Figure out how many lines of the material below contain the word "Chance". Answer with the number only.
[start]
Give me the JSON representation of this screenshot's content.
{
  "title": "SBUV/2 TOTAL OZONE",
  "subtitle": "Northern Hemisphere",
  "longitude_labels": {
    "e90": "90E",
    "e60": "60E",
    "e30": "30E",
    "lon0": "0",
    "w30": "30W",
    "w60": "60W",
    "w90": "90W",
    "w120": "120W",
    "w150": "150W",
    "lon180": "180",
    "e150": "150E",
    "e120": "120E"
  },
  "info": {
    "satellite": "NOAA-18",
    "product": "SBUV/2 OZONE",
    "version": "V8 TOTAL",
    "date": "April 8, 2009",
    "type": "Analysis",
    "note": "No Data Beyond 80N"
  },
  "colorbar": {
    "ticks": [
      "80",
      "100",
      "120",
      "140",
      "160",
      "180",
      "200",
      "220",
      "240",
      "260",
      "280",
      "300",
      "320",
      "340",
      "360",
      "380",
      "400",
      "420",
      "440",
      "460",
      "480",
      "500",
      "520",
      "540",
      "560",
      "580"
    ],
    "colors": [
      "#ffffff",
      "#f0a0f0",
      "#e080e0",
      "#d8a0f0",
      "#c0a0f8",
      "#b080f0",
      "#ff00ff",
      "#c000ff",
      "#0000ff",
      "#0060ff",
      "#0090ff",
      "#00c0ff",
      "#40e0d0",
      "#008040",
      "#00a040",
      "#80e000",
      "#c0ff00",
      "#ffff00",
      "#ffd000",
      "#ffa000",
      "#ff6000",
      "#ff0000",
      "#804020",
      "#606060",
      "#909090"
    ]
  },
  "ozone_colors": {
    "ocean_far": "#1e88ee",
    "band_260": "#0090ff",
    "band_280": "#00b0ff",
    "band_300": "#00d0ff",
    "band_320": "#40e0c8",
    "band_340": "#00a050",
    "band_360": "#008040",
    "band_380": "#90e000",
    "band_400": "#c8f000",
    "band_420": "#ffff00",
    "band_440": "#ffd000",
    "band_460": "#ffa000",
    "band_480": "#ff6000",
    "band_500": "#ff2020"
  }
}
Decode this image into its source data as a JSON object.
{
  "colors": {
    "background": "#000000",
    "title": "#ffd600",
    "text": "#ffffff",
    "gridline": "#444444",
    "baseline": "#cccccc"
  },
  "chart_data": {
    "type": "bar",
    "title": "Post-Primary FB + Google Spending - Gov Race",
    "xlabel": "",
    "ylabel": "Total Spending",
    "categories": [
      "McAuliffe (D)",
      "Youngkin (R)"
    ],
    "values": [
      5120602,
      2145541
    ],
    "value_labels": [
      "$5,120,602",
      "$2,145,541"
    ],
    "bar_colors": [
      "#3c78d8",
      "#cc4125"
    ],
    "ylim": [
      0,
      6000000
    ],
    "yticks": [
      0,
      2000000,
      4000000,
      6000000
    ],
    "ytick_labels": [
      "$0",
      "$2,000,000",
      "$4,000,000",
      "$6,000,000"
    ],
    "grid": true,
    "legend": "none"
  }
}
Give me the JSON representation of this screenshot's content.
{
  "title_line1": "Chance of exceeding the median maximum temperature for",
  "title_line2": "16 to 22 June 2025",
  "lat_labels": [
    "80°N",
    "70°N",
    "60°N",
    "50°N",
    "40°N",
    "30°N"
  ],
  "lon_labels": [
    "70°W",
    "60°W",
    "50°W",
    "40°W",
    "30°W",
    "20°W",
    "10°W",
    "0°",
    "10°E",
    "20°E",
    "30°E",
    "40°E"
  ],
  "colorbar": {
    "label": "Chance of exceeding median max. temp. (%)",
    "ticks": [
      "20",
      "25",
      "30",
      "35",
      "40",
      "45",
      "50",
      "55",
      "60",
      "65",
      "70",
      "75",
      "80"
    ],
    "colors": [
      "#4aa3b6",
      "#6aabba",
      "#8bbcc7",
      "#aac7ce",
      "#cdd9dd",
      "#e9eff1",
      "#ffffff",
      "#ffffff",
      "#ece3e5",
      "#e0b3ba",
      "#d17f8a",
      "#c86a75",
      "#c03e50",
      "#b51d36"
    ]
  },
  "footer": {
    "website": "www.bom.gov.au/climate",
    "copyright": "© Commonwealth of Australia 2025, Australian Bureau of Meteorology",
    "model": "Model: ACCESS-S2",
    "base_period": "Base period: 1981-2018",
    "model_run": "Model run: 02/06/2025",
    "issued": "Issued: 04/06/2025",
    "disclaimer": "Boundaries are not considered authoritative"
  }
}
[end]
→ **Full output**: 2